[Aim]
In the records below, please rename "x-tick-label" to "x-axis-label" in the lines starting at "candle-body — [1034, 269, 1060, 275]" and ending at "volume-bar — [98, 752, 130, 821]". Give back only those lines, with everything else unchanged.

[Stored rows]
..........

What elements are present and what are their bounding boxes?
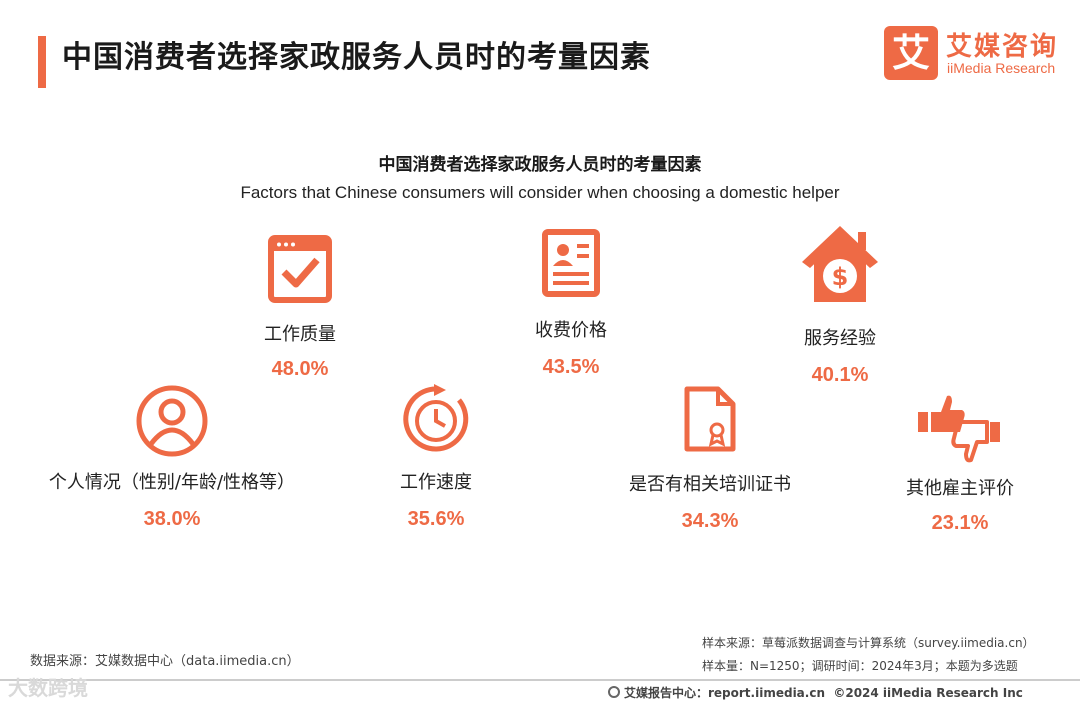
factor-label: 服务经验 (804, 328, 876, 349)
factor-item-price: 收费价格 43.5% (461, 228, 681, 378)
factor-item-speed: 工作速度 35.6% (326, 384, 546, 534)
footer-credits: 艾媒报告中心：report.iimedia.cn ©2024 iiMedia R… (608, 684, 1023, 701)
thumbs-icon (918, 395, 1000, 463)
factor-value: 40.1% (811, 364, 869, 386)
factor-label: 工作速度 (400, 472, 472, 493)
profile-card-icon (542, 229, 600, 297)
factor-label: 工作质量 (264, 324, 336, 345)
factor-label: 收费价格 (535, 320, 607, 341)
factor-item-experience: $ 服务经验 40.1% (730, 222, 950, 392)
logo-mark: 艾 (884, 26, 938, 80)
factor-value: 43.5% (542, 356, 600, 378)
factor-label: 是否有相关培训证书 (629, 474, 791, 495)
logo-text-cn: 艾媒咨询 (946, 32, 1059, 62)
factor-label: 其他雇主评价 (906, 478, 1014, 499)
globe-icon (608, 686, 620, 698)
title-accent-bar (38, 36, 46, 88)
page-title: 中国消费者选择家政服务人员时的考量因素 (62, 40, 651, 75)
factor-value: 48.0% (271, 358, 329, 380)
chart-subtitle: Factors that Chinese consumers will cons… (240, 183, 840, 202)
factor-item-employer-review: 其他雇主评价 23.1% (850, 392, 1070, 542)
clock-icon (403, 384, 469, 452)
certificate-icon (684, 386, 736, 452)
logo-text-en: iiMedia Research (947, 60, 1056, 76)
svg-text:$: $ (832, 263, 849, 291)
iimedia-logo: 艾 艾媒咨询 iiMedia Research (884, 26, 1064, 82)
sample-source: 样本来源：草莓派数据调查与计算系统（survey.iimedia.cn） (702, 636, 1035, 650)
factor-item-certificate: 是否有相关培训证书 34.3% (600, 384, 820, 534)
sample-info: 样本量：N=1250；调研时间：2024年3月；本题为多选题 (702, 659, 1018, 673)
factor-item-work-quality: 工作质量 48.0% (190, 234, 410, 384)
factor-value: 35.6% (407, 508, 465, 530)
chart-title: 中国消费者选择家政服务人员时的考量因素 (378, 155, 702, 175)
factor-item-personal: 个人情况（性别/年龄/性格等） 38.0% (49, 384, 295, 534)
person-icon (136, 385, 208, 457)
house-dollar-icon: $ (802, 226, 878, 302)
report-center-link[interactable]: 艾媒报告中心：report.iimedia.cn (624, 686, 825, 700)
copyright: ©2024 iiMedia Research Inc (833, 686, 1023, 700)
watermark: 大数跨境 (8, 676, 88, 700)
data-source: 数据来源：艾媒数据中心（data.iimedia.cn） (30, 654, 300, 669)
factor-value: 23.1% (931, 512, 989, 534)
factor-label: 个人情况（性别/年龄/性格等） (48, 472, 296, 493)
factor-value: 34.3% (681, 510, 739, 532)
footer-divider (0, 679, 1080, 681)
factor-value: 38.0% (143, 508, 201, 530)
checkbox-icon (268, 235, 332, 303)
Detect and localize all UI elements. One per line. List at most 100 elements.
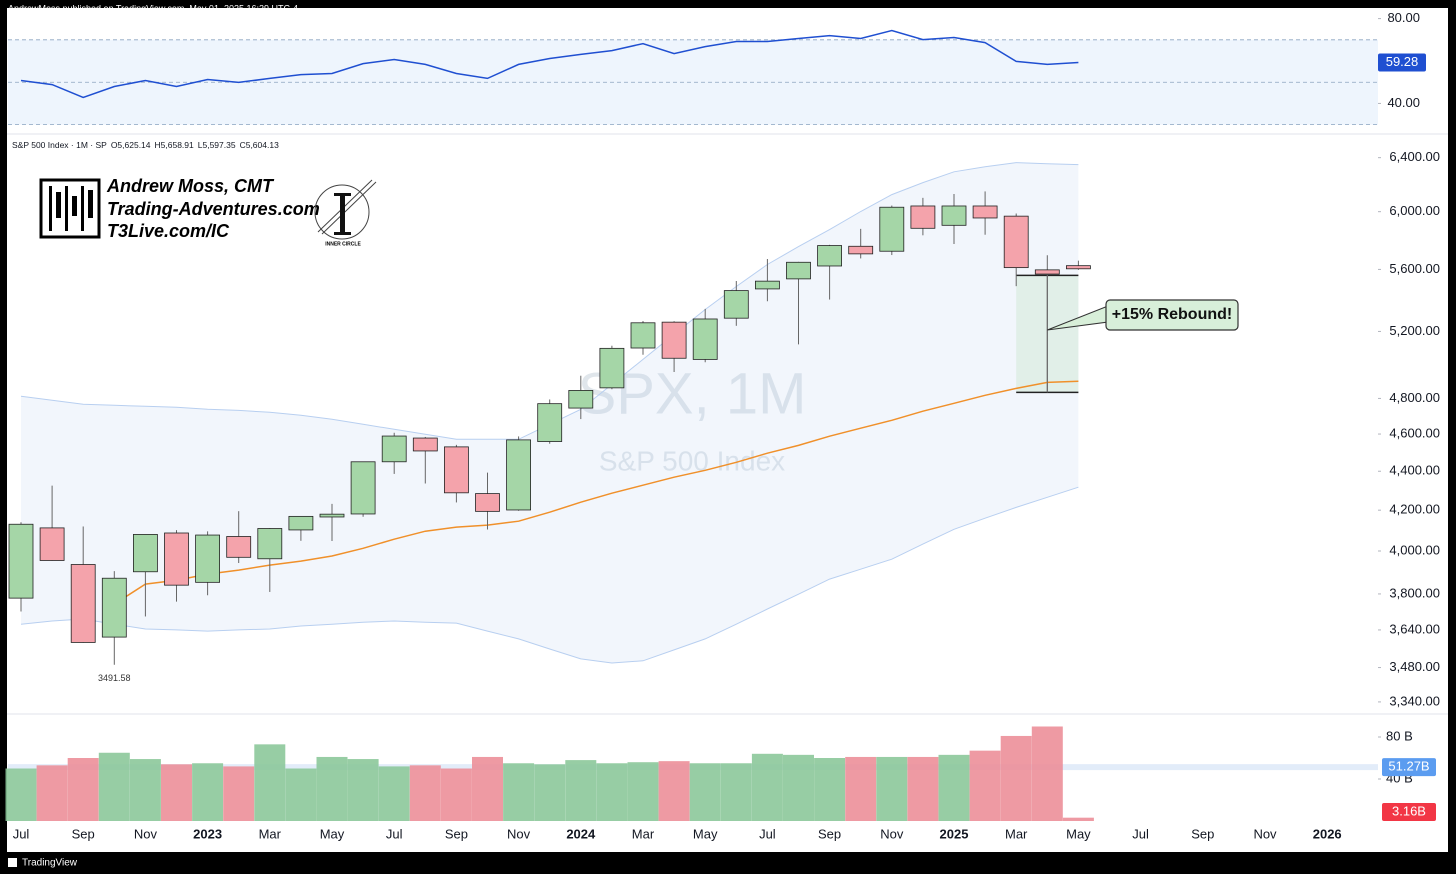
candle-body — [1034, 269, 1060, 275]
logo-candle — [65, 186, 68, 231]
volume-bar — [285, 768, 317, 821]
x-tick-label: Jul — [386, 826, 403, 841]
volume-bar — [316, 756, 348, 821]
candle-body — [132, 534, 158, 573]
candle-body — [848, 245, 874, 255]
candle-body — [506, 439, 532, 511]
symbol-line: S&P 500 Index · 1M · SP O5,625.14 H5,658.9… — [12, 140, 279, 150]
rsi-tick-label: 80.00 — [1387, 10, 1420, 25]
candle-body — [630, 322, 656, 349]
volume-bar — [1062, 817, 1094, 821]
volume-bar — [223, 766, 255, 821]
y-tick-label: 6,000.00 — [1389, 203, 1440, 218]
candle-body — [8, 523, 34, 599]
x-tick-label: May — [1066, 826, 1091, 841]
candle-body — [319, 513, 345, 518]
candle-body — [692, 318, 718, 360]
rsi-line — [20, 29, 1079, 99]
volume-ma-label: 51.27B — [1388, 759, 1429, 774]
x-tick-label: Mar — [1005, 826, 1028, 841]
x-tick-label: Sep — [445, 826, 468, 841]
volume-bar — [1000, 735, 1032, 821]
rsi-tick-label: 40.00 — [1387, 95, 1420, 110]
candle-body — [443, 446, 469, 494]
x-tick-label: Jul — [759, 826, 776, 841]
volume-bar — [192, 763, 224, 821]
rsi-last-box — [1378, 53, 1426, 72]
x-tick-label: May — [693, 826, 718, 841]
candle-body — [1066, 265, 1091, 270]
volume-bar — [254, 744, 286, 821]
volume-bar — [98, 752, 130, 821]
band-lower — [20, 486, 1079, 664]
volume-bar — [689, 763, 721, 821]
band-fill — [21, 162, 1079, 663]
volume-bar — [67, 758, 99, 821]
x-tick-label: 2026 — [1313, 826, 1342, 841]
ohlc-label: C5,604.13 — [240, 140, 279, 150]
logo-line: T3Live.com/IC — [107, 221, 230, 241]
volume-last-box — [1382, 803, 1436, 821]
x-tick-label: Sep — [1191, 826, 1214, 841]
candle-body — [568, 390, 594, 409]
rsi-last-label: 59.28 — [1386, 54, 1419, 69]
logo-line: Trading-Adventures.com — [107, 199, 320, 219]
badge-letter — [340, 193, 345, 235]
logo-candle — [72, 196, 77, 216]
y-tick-label: 4,800.00 — [1389, 390, 1440, 405]
volume-bar — [347, 759, 379, 821]
volume-bar — [1031, 726, 1063, 821]
volume-last-label: 3.16B — [1392, 803, 1426, 818]
y-tick-label: 4,600.00 — [1389, 425, 1440, 440]
candle-body — [257, 528, 283, 560]
candle-body — [226, 536, 252, 558]
callout-text: +15% Rebound! — [1112, 306, 1232, 323]
volume-bar — [129, 759, 161, 821]
logo-candle — [56, 192, 61, 218]
volume-bar — [876, 756, 908, 821]
volume-bar — [969, 750, 1001, 821]
volume-bar — [596, 763, 628, 821]
volume-bar — [845, 756, 877, 821]
logo-line: Andrew Moss, CMT — [106, 176, 275, 196]
badge-letter — [334, 232, 351, 235]
candle-body — [661, 321, 687, 359]
volume-bar — [907, 756, 939, 821]
volume-tick-label: 80 B — [1386, 728, 1413, 743]
x-tick-label: Nov — [1253, 826, 1277, 841]
volume-bar — [783, 754, 814, 821]
candle-body — [599, 347, 625, 389]
x-tick-label: Nov — [134, 826, 158, 841]
volume-bar — [534, 764, 566, 821]
badge-text: INNER CIRCLE — [325, 241, 361, 247]
x-tick-label: Nov — [507, 826, 531, 841]
volume-bar — [503, 763, 535, 821]
volume-bar — [409, 765, 441, 821]
y-tick-label: 3,640.00 — [1389, 621, 1440, 636]
canvas — [7, 8, 1448, 852]
candle-body — [70, 564, 96, 643]
x-tick-label: Jul — [13, 826, 30, 841]
watermark-subtitle: S&P 500 Index — [599, 445, 785, 476]
candle-body — [879, 206, 905, 252]
volume-bar — [378, 766, 410, 821]
volume-bar — [751, 753, 783, 821]
logo-candle — [88, 190, 93, 218]
volume-bar — [720, 763, 752, 821]
candle-body — [475, 493, 500, 512]
badge-stroke — [321, 181, 377, 235]
x-tick-label: Sep — [818, 826, 841, 841]
badge-circle — [314, 184, 370, 240]
ohlc-label: L5,597.35 — [198, 140, 236, 150]
candle-body — [381, 435, 407, 463]
candle-body — [195, 534, 221, 583]
x-tick-label: Mar — [632, 826, 655, 841]
candle-body — [537, 403, 563, 442]
y-tick-label: 5,600.00 — [1389, 261, 1440, 276]
candle-body — [910, 205, 936, 229]
volume-ma-box — [1382, 758, 1436, 777]
y-tick-label: 3,800.00 — [1389, 585, 1440, 600]
x-tick-label: 2023 — [193, 826, 222, 841]
y-tick-label: 3,340.00 — [1389, 693, 1440, 708]
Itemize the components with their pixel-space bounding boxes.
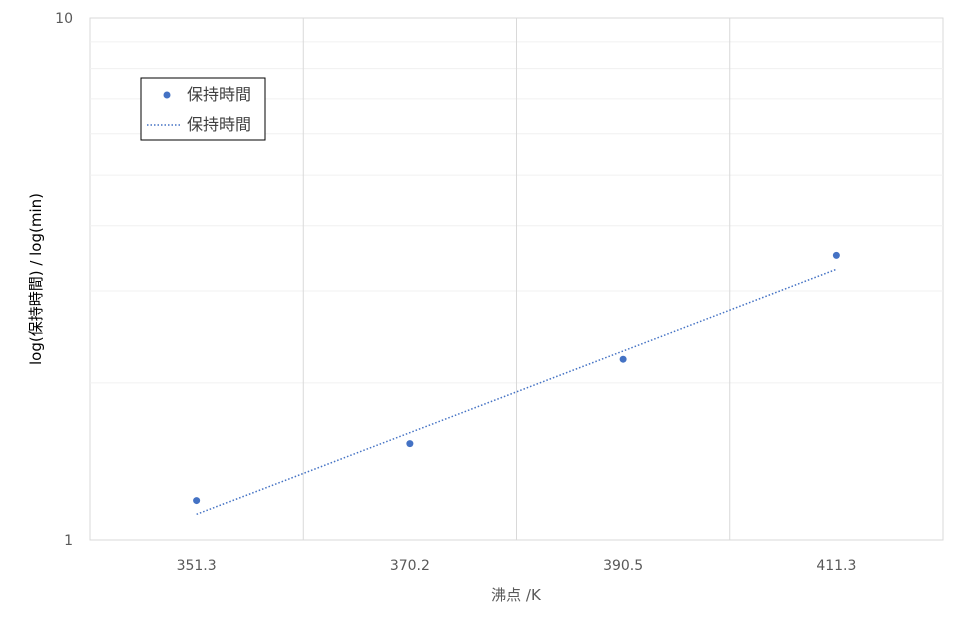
x-tick-label: 351.3 [177, 558, 217, 574]
trendline-layer [196, 268, 837, 516]
grid-layer [90, 18, 943, 540]
y-tick-label: 1 [64, 533, 73, 549]
trendline [196, 268, 837, 516]
data-point [193, 497, 201, 505]
points-layer [193, 251, 840, 505]
y-axis-title: log(保持時間) / log(min) [27, 193, 45, 365]
legend-box [140, 77, 266, 141]
x-tick-label: 370.2 [390, 558, 430, 574]
y-tick-label: 10 [55, 11, 73, 27]
legend-label-points: 保持時間 [187, 85, 251, 104]
data-point [406, 440, 414, 448]
x-axis-title: 沸点 /K [491, 586, 542, 604]
data-point [619, 355, 627, 363]
legend: 保持時間 保持時間 [140, 77, 266, 141]
legend-label-trendline: 保持時間 [187, 115, 251, 134]
x-tick-label: 390.5 [603, 558, 643, 574]
data-point [832, 251, 840, 259]
tick-labels: 351.3 370.2 390.5 411.3 1 10 [55, 11, 856, 574]
x-tick-label: 411.3 [816, 558, 856, 574]
legend-marker-points [163, 91, 171, 99]
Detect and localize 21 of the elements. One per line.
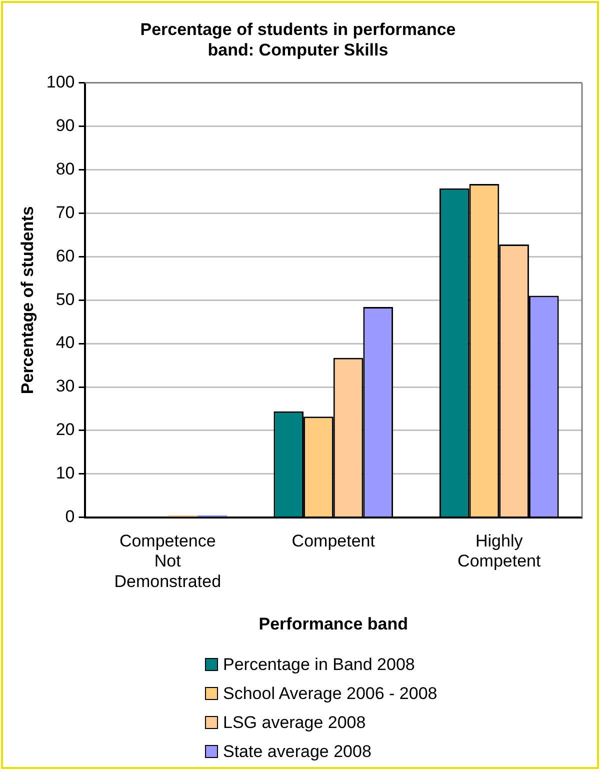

..........

[Task answer]
candle-body — [1034, 269, 1060, 275]
logo-candle — [65, 186, 68, 231]
volume-bar — [285, 768, 317, 821]
x-axis-label: Jul — [386, 826, 403, 841]
volume-bar — [316, 756, 348, 821]
candle-body — [132, 534, 158, 573]
candle-body — [848, 245, 874, 255]
candle-body — [506, 439, 532, 511]
symbol-line: S&P 500 Index · 1M · SP O5,625.14 H5,658.9… — [12, 140, 279, 150]
rsi-tick-label: 80.00 — [1387, 10, 1420, 25]
candle-body — [630, 322, 656, 349]
volume-bar — [1062, 817, 1094, 821]
volume-bar — [223, 766, 255, 821]
y-tick-label: 6,000.00 — [1389, 203, 1440, 218]
candle-body — [8, 523, 34, 599]
x-axis-label: May — [1066, 826, 1091, 841]
candle-body — [319, 513, 345, 518]
candle-body — [692, 318, 718, 360]
rsi-line — [20, 29, 1079, 99]
volume-ma-label: 51.27B — [1388, 759, 1429, 774]
x-axis-label: Mar — [1005, 826, 1028, 841]
x-axis-label: Sep — [445, 826, 468, 841]
volume-bar — [1000, 735, 1032, 821]
rsi-tick-label: 40.00 — [1387, 95, 1420, 110]
candle-body — [443, 446, 469, 494]
x-axis-label: Jul — [759, 826, 776, 841]
volume-bar — [192, 763, 224, 821]
rsi-last-box — [1378, 53, 1426, 72]
x-axis-label: May — [693, 826, 718, 841]
candle-body — [1066, 265, 1091, 270]
volume-bar — [254, 744, 286, 821]
volume-bar — [98, 752, 130, 821]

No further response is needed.